▸ Direction
In the entries below, copy out the stretch from the line containing "signature-helmut-hammer xyxy=(61,1357,989,1464)" through the line containing "signature-berndt-ingeborg xyxy=(1525,1354,2025,1426)", both included, character for character.

▸ Records for this exercise
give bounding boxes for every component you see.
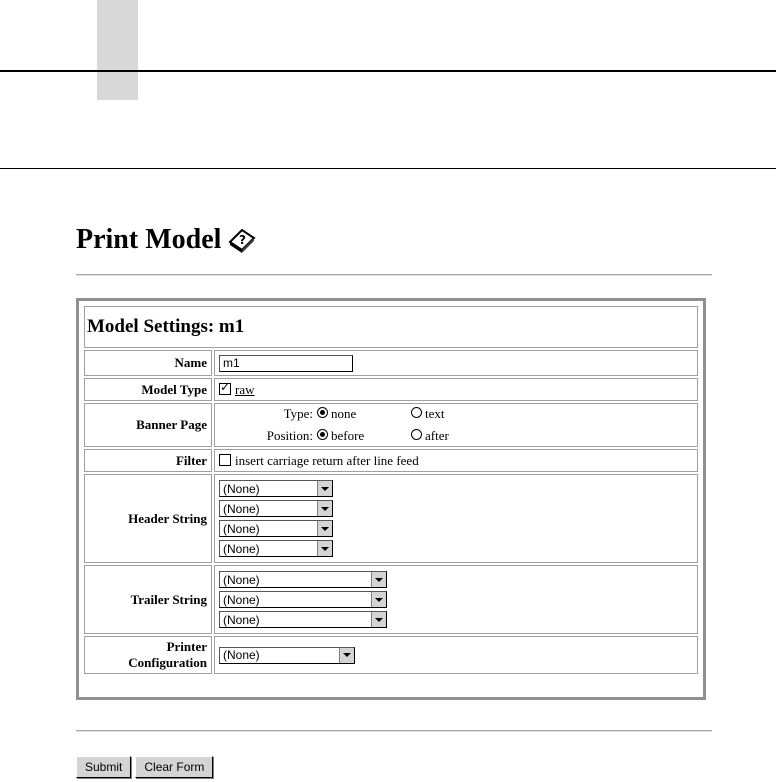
header-string-select-3[interactable]: (None) bbox=[219, 520, 333, 537]
banner-type-label: Type: bbox=[283, 406, 313, 421]
banner-page-options bbox=[219, 406, 693, 444]
banner-position-before-radio[interactable] bbox=[317, 429, 328, 440]
chevron-down-icon[interactable] bbox=[317, 521, 332, 536]
banner-type-none-radio[interactable] bbox=[317, 407, 328, 418]
printer-configuration-select[interactable]: (None) bbox=[219, 647, 355, 664]
filter-label: Filter bbox=[84, 449, 212, 472]
chevron-down-icon[interactable] bbox=[317, 481, 332, 496]
form-buttons bbox=[76, 756, 213, 778]
divider-bottom bbox=[76, 730, 712, 732]
banner-page-label: Banner Page bbox=[84, 403, 212, 447]
form-heading: Model Settings: m1 bbox=[84, 306, 698, 348]
print-model-screen bbox=[76, 214, 712, 782]
banner-type-none[interactable]: none bbox=[317, 406, 411, 422]
page-title: Print Model bbox=[76, 224, 222, 255]
banner-position-label: Position: bbox=[266, 428, 313, 443]
chevron-down-icon[interactable] bbox=[339, 648, 354, 663]
banner-position-after-radio[interactable] bbox=[411, 429, 422, 440]
chevron-down-icon[interactable] bbox=[371, 592, 386, 607]
header-string-select-1[interactable]: (None) bbox=[219, 480, 333, 497]
chevron-down-icon[interactable] bbox=[371, 612, 386, 627]
page-rule-bottom bbox=[0, 168, 776, 169]
trailer-string-label: Trailer String bbox=[84, 565, 212, 634]
model-type-raw-link[interactable]: raw bbox=[235, 381, 255, 397]
banner-type-text[interactable]: text bbox=[411, 406, 491, 422]
clear-form-button[interactable]: Clear Form bbox=[135, 756, 213, 778]
divider-top bbox=[76, 274, 712, 276]
chevron-down-icon[interactable] bbox=[317, 501, 332, 516]
header-string-select-2[interactable]: (None) bbox=[219, 500, 333, 517]
model-type-label: Model Type bbox=[84, 378, 212, 401]
printer-configuration-label: Printer Configuration bbox=[84, 636, 212, 674]
page-rule-top bbox=[0, 70, 776, 72]
header-string-label: Header String bbox=[84, 474, 212, 563]
help-book-icon[interactable] bbox=[227, 225, 257, 255]
model-type-raw-checkbox[interactable] bbox=[219, 383, 231, 395]
banner-position-after[interactable]: after bbox=[411, 428, 491, 444]
svg-text:?: ? bbox=[239, 233, 247, 247]
filter-crlf-checkbox[interactable] bbox=[219, 454, 231, 466]
chevron-down-icon[interactable] bbox=[371, 572, 386, 587]
chevron-down-icon[interactable] bbox=[317, 541, 332, 556]
name-label: Name bbox=[84, 350, 212, 376]
trailer-string-select-1[interactable]: (None) bbox=[219, 571, 387, 588]
trailer-string-select-2[interactable]: (None) bbox=[219, 591, 387, 608]
banner-type-text-radio[interactable] bbox=[411, 407, 422, 418]
title-row bbox=[76, 220, 257, 260]
model-settings-form bbox=[76, 298, 706, 700]
chapter-tab-marker bbox=[97, 0, 138, 100]
trailer-string-select-3[interactable]: (None) bbox=[219, 611, 387, 628]
banner-position-before[interactable]: before bbox=[317, 428, 411, 444]
header-string-select-4[interactable]: (None) bbox=[219, 540, 333, 557]
filter-crlf-label: insert carriage return after line feed bbox=[235, 452, 419, 468]
submit-button[interactable]: Submit bbox=[76, 756, 131, 778]
name-input[interactable] bbox=[219, 355, 353, 372]
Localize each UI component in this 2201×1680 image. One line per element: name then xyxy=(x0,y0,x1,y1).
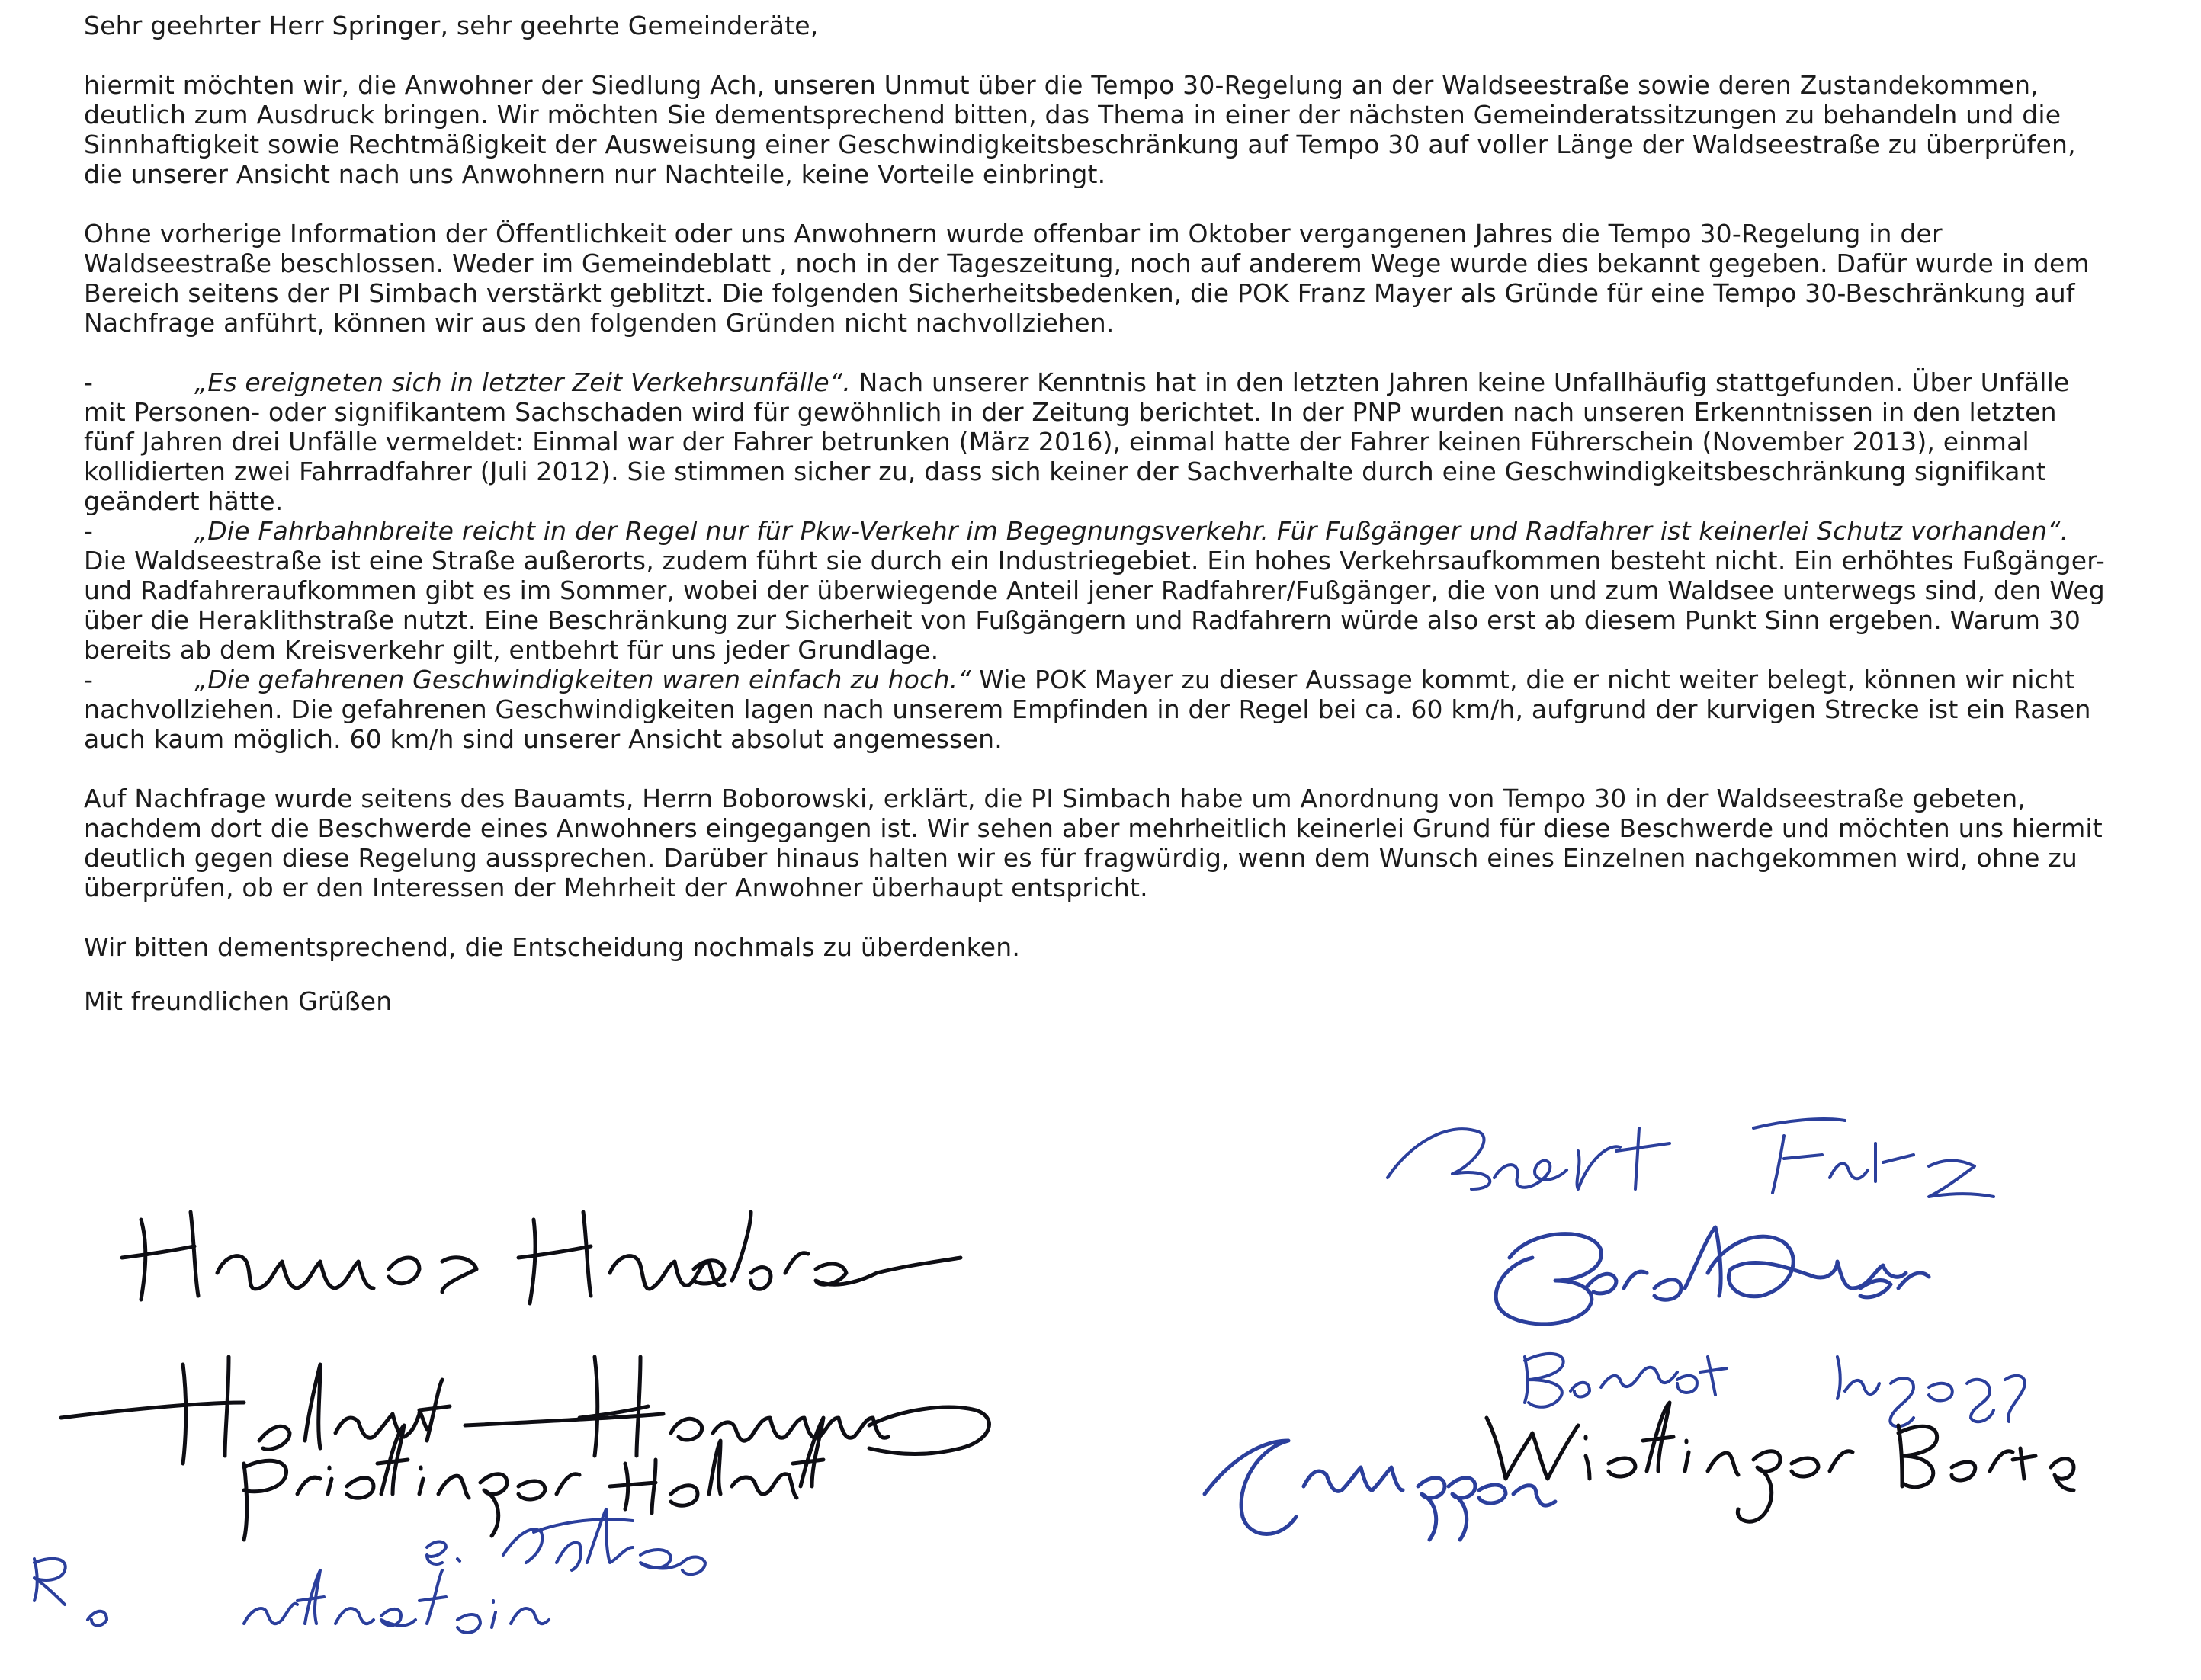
signature-helmut-hammer xyxy=(61,1357,989,1464)
list-dash: - xyxy=(84,367,94,397)
signature-berndt-second xyxy=(1496,1227,1929,1324)
signature-aufinger xyxy=(427,1509,705,1574)
signature-blue-scribble xyxy=(1205,1441,1555,1540)
quoted-statement: „Die Fahrbahnbreite reicht in der Regel nur für Pkw-Verkehr im Begegnungsverkehr. Für Fußgänger und Radfahrer ist keinerlei Schutz vorhanden“. xyxy=(194,516,2069,546)
signature-berndt-ingeborg xyxy=(1525,1354,2025,1426)
paragraph-2: Ohne vorherige Information der Öffentlichkeit oder uns Anwohnern wurde offenbar im Oktober vergangenen Jahres die Tempo 30-Regelung in der Waldseestraße beschlossen. Weder im Gemeindeblatt , noch in der Tageszeitung, noch auf anderem Wege wurde dies bekannt gegeben. Dafür wurde in dem Bereich seitens der PI Simbach verstärkt geblitzt. Die folgenden Sicherheitsbedenken, die POK Franz Mayer als Gründe für eine Tempo 30-Beschränkung auf Nachfrage anführt, können wir aus den folgenden Gründen nicht nachvollziehen. xyxy=(84,219,2090,338)
paragraph-1: hiermit möchten wir, die Anwohner der Siedlung Ach, unseren Unmut über die Tempo 30-Regelung an der Waldseestraße sowie deren Zustandekommen, deutlich zum Ausdruck bringen. Wir möchten Sie dementsprechend bitten, das Thema in einer der nächsten Gemeinderatssitzungen zu behandeln und die Sinnhaftigkeit sowie Rechtmäßigkeit der Ausweisung einer Geschwindigkeitsbeschränkung auf Tempo 30 auf voller Länge der Waldseestraße zu überprüfen, die unserer Ansicht nach uns Anwohnern nur Nachteile, keine Vorteile einbringt. xyxy=(84,70,2076,189)
signature-rauschenstein xyxy=(34,1559,549,1633)
quoted-statement: „Die gefahrenen Geschwindigkeiten waren einfach zu hoch.“ xyxy=(194,665,971,694)
closing-request: Wir bitten dementsprechend, die Entscheidung nochmals zu überdenken. xyxy=(84,932,1021,962)
point-text: Nach unserer Kenntnis hat in den letzten Jahren keine Unfallhäufig stattgefunden. Über Unfälle mit Personen- oder signifikantem Sachschaden wird für gewöhnlich in der Zeitung berichtet. In der PNP wurden nach unseren Erkenntnissen in den letzten fünf Jahren drei Unfälle vermeldet: Einmal war der Fahrer betrunken (März 2016), einmal hatte der Fahrer keinen Führerschein (November 2013), einmal kollidierten zwei Fahrradfahrer (Juli 2012). Sie stimmen sicher zu, dass sich keiner der Sachverhalte durch eine Geschwindigkeitsbeschränkung signifikant geändert hätte. xyxy=(84,367,2070,516)
salutation: Sehr geehrter Herr Springer, sehr geehrte Gemeinderäte, xyxy=(84,11,819,40)
point-text: Wie POK Mayer zu dieser Aussage kommt, die er nicht weiter belegt, können wir nicht nachvollziehen. Die gefahrenen Geschwindigkeiten lagen nach unserem Empfinden in der Regel bei ca. 60 km/h, aufgrund der kurvigen Strecke ist ein Rasen auch kaum möglich. 60 km/h sind unserer Ansicht absolut angemessen. xyxy=(84,665,2091,754)
list-dash: - xyxy=(84,516,94,546)
closing-greeting: Mit freundlichen Grüßen xyxy=(84,986,393,1016)
signature-berndt-fritz xyxy=(1388,1119,1994,1197)
point-text: Die Waldseestraße ist eine Straße außerorts, zudem führt sie durch ein Industriegebiet. Ein hohes Verkehrsaufkommen besteht nicht. Ein erhöhtes Fußgänger- und Radfahreraufkommen gibt es im Sommer, wobei der überwiegende Anteil jener Radfahrer/Fußgänger, die von und zum Waldsee unterwegs sind, den Weg über die Heraklithstraße nutzt. Eine Beschränkung zur Sicherheit von Fußgängern und Radfahrern würde also erst ab diesem Punkt Sinn ergeben. Warum 30 bereits ab dem Kreisverkehr gilt, entbehrt für uns jeder Grundlage. xyxy=(84,546,2106,665)
list-dash: - xyxy=(84,665,94,694)
paragraph-3: Auf Nachfrage wurde seitens des Bauamts, Herrn Boborowski, erklärt, die PI Simbach habe um Anordnung von Tempo 30 in der Waldseestraße gebeten, nachdem dort die Beschwerde eines Anwohners eingegangen ist. Wir sehen aber mehrheitlich keinerlei Grund für diese Beschwerde und möchten uns hiermit deutlich gegen diese Regelung aussprechen. Darüber hinaus halten wir es für fragwürdig, wenn dem Wunsch eines Einzelnen nachgekommen wird, ohne zu überprüfen, ob er den Interessen der Mehrheit der Anwohner überhaupt entspricht. xyxy=(84,784,2103,903)
quoted-statement: „Es ereigneten sich in letzter Zeit Verkehrsunfälle“. xyxy=(194,367,851,397)
signature-hannes-hamedre xyxy=(122,1212,961,1303)
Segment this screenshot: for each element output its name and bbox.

▸ Expected answer
signature-helmut-hammer xyxy=(61,1357,989,1464)
list-dash: - xyxy=(84,367,94,397)
signature-berndt-second xyxy=(1496,1227,1929,1324)
signature-aufinger xyxy=(427,1509,705,1574)
signature-blue-scribble xyxy=(1205,1441,1555,1540)
quoted-statement: „Die Fahrbahnbreite reicht in der Regel nur für Pkw-Verkehr im Begegnungsverkehr. Für Fußgänger und Radfahrer ist keinerlei Schutz vorhanden“. xyxy=(194,516,2069,546)
signature-berndt-ingeborg xyxy=(1525,1354,2025,1426)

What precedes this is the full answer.